AIM OF THE TASK
What follows is a set of records; repeat all of them exactly.

[Records from a collection]
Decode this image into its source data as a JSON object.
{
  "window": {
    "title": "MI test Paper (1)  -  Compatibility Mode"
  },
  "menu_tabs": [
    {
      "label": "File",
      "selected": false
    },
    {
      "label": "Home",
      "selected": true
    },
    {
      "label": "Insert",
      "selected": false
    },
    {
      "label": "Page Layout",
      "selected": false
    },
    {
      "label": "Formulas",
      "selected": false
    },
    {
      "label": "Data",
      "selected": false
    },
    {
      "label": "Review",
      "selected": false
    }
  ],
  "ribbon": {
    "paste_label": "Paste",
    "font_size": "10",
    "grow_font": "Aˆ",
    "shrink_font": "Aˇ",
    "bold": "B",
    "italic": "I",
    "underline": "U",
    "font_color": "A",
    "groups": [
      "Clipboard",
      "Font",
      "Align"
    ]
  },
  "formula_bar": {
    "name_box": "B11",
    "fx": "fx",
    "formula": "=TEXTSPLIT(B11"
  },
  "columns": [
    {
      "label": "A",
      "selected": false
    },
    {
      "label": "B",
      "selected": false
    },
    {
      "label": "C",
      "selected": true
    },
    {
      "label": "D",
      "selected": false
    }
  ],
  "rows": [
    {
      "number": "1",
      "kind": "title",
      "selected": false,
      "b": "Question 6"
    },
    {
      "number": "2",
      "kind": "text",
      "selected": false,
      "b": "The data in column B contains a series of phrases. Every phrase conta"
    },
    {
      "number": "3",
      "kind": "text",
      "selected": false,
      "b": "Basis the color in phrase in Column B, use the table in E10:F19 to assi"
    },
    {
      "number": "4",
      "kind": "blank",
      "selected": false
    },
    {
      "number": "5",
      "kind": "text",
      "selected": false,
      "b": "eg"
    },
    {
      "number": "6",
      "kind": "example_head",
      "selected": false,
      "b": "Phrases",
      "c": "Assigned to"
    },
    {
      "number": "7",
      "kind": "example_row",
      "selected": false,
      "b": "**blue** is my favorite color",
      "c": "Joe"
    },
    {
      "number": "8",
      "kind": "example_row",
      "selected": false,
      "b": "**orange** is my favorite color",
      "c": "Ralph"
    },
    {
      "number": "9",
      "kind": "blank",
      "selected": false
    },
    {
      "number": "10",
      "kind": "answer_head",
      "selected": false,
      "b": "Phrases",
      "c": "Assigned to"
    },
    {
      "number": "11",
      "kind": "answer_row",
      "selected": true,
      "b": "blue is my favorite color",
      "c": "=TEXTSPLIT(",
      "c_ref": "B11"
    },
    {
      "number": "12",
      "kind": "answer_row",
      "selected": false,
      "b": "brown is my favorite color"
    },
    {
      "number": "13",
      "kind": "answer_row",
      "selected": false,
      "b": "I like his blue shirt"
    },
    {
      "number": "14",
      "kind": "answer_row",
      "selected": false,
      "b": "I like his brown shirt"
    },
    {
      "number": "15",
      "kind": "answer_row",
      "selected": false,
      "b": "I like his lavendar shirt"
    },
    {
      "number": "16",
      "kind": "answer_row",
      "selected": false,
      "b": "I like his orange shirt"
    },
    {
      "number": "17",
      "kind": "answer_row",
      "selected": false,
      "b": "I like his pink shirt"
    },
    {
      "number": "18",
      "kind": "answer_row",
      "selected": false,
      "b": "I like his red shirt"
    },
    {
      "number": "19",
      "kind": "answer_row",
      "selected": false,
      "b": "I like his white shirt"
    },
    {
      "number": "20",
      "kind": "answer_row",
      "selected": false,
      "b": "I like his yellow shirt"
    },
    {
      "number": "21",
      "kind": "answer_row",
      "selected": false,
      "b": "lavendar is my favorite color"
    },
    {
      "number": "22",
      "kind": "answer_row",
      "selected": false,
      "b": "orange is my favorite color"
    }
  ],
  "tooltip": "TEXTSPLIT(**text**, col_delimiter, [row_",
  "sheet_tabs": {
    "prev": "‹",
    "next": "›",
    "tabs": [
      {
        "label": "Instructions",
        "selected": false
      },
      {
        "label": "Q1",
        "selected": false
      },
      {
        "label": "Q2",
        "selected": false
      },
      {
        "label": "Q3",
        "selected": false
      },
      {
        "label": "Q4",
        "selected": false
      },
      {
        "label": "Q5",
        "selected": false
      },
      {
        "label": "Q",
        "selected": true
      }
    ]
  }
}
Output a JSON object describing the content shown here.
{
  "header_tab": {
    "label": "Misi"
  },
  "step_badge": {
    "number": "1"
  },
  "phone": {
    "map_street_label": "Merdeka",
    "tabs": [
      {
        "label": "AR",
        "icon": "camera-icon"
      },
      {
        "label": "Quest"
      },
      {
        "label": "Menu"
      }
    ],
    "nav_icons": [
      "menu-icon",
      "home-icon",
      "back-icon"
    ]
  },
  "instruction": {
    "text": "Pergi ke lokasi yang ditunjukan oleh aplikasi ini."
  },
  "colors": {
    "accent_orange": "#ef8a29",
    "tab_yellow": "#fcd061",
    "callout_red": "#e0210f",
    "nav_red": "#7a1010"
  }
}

FINISHED ANSWER
Decode this image into its source data as a JSON object.
{
  "window": {
    "title": "MI test Paper (1)  -  Compatibility Mode"
  },
  "menu_tabs": [
    {
      "label": "File",
      "selected": false
    },
    {
      "label": "Home",
      "selected": true
    },
    {
      "label": "Insert",
      "selected": false
    },
    {
      "label": "Page Layout",
      "selected": false
    },
    {
      "label": "Formulas",
      "selected": false
    },
    {
      "label": "Data",
      "selected": false
    },
    {
      "label": "Review",
      "selected": false
    }
  ],
  "ribbon": {
    "paste_label": "Paste",
    "font_size": "10",
    "grow_font": "Aˆ",
    "shrink_font": "Aˇ",
    "bold": "B",
    "italic": "I",
    "underline": "U",
    "font_color": "A",
    "groups": [
      "Clipboard",
      "Font",
      "Align"
    ]
  },
  "formula_bar": {
    "name_box": "B11",
    "fx": "fx",
    "formula": "=TEXTSPLIT(B11"
  },
  "columns": [
    {
      "label": "A",
      "selected": false
    },
    {
      "label": "B",
      "selected": false
    },
    {
      "label": "C",
      "selected": true
    },
    {
      "label": "D",
      "selected": false
    }
  ],
  "rows": [
    {
      "number": "1",
      "kind": "title",
      "selected": false,
      "b": "Question 6"
    },
    {
      "number": "2",
      "kind": "text",
      "selected": false,
      "b": "The data in column B contains a series of phrases. Every phrase conta"
    },
    {
      "number": "3",
      "kind": "text",
      "selected": false,
      "b": "Basis the color in phrase in Column B, use the table in E10:F19 to assi"
    },
    {
      "number": "4",
      "kind": "blank",
      "selected": false
    },
    {
      "number": "5",
      "kind": "text",
      "selected": false,
      "b": "eg"
    },
    {
      "number": "6",
      "kind": "example_head",
      "selected": false,
      "b": "Phrases",
      "c": "Assigned to"
    },
    {
      "number": "7",
      "kind": "example_row",
      "selected": false,
      "b": "**blue** is my favorite color",
      "c": "Joe"
    },
    {
      "number": "8",
      "kind": "example_row",
      "selected": false,
      "b": "**orange** is my favorite color",
      "c": "Ralph"
    },
    {
      "number": "9",
      "kind": "blank",
      "selected": false
    },
    {
      "number": "10",
      "kind": "answer_head",
      "selected": false,
      "b": "Phrases",
      "c": "Assigned to"
    },
    {
      "number": "11",
      "kind": "answer_row",
      "selected": true,
      "b": "blue is my favorite color",
      "c": "=TEXTSPLIT(",
      "c_ref": "B11"
    },
    {
      "number": "12",
      "kind": "answer_row",
      "selected": false,
      "b": "brown is my favorite color"
    },
    {
      "number": "13",
      "kind": "answer_row",
      "selected": false,
      "b": "I like his blue shirt"
    },
    {
      "number": "14",
      "kind": "answer_row",
      "selected": false,
      "b": "I like his brown shirt"
    },
    {
      "number": "15",
      "kind": "answer_row",
      "selected": false,
      "b": "I like his lavendar shirt"
    },
    {
      "number": "16",
      "kind": "answer_row",
      "selected": false,
      "b": "I like his orange shirt"
    },
    {
      "number": "17",
      "kind": "answer_row",
      "selected": false,
      "b": "I like his pink shirt"
    },
    {
      "number": "18",
      "kind": "answer_row",
      "selected": false,
      "b": "I like his red shirt"
    },
    {
      "number": "19",
      "kind": "answer_row",
      "selected": false,
      "b": "I like his white shirt"
    },
    {
      "number": "20",
      "kind": "answer_row",
      "selected": false,
      "b": "I like his yellow shirt"
    },
    {
      "number": "21",
      "kind": "answer_row",
      "selected": false,
      "b": "lavendar is my favorite color"
    },
    {
      "number": "22",
      "kind": "answer_row",
      "selected": false,
      "b": "orange is my favorite color"
    }
  ],
  "tooltip": "TEXTSPLIT(**text**, col_delimiter, [row_",
  "sheet_tabs": {
    "prev": "‹",
    "next": "›",
    "tabs": [
      {
        "label": "Instructions",
        "selected": false
      },
      {
        "label": "Q1",
        "selected": false
      },
      {
        "label": "Q2",
        "selected": false
      },
      {
        "label": "Q3",
        "selected": false
      },
      {
        "label": "Q4",
        "selected": false
      },
      {
        "label": "Q5",
        "selected": false
      },
      {
        "label": "Q",
        "selected": true
      }
    ]
  }
}
Output a JSON object describing the content shown here.
{
  "header_tab": {
    "label": "Misi"
  },
  "step_badge": {
    "number": "1"
  },
  "phone": {
    "map_street_label": "Merdeka",
    "tabs": [
      {
        "label": "AR",
        "icon": "camera-icon"
      },
      {
        "label": "Quest"
      },
      {
        "label": "Menu"
      }
    ],
    "nav_icons": [
      "menu-icon",
      "home-icon",
      "back-icon"
    ]
  },
  "instruction": {
    "text": "Pergi ke lokasi yang ditunjukan oleh aplikasi ini."
  },
  "colors": {
    "accent_orange": "#ef8a29",
    "tab_yellow": "#fcd061",
    "callout_red": "#e0210f",
    "nav_red": "#7a1010"
  }
}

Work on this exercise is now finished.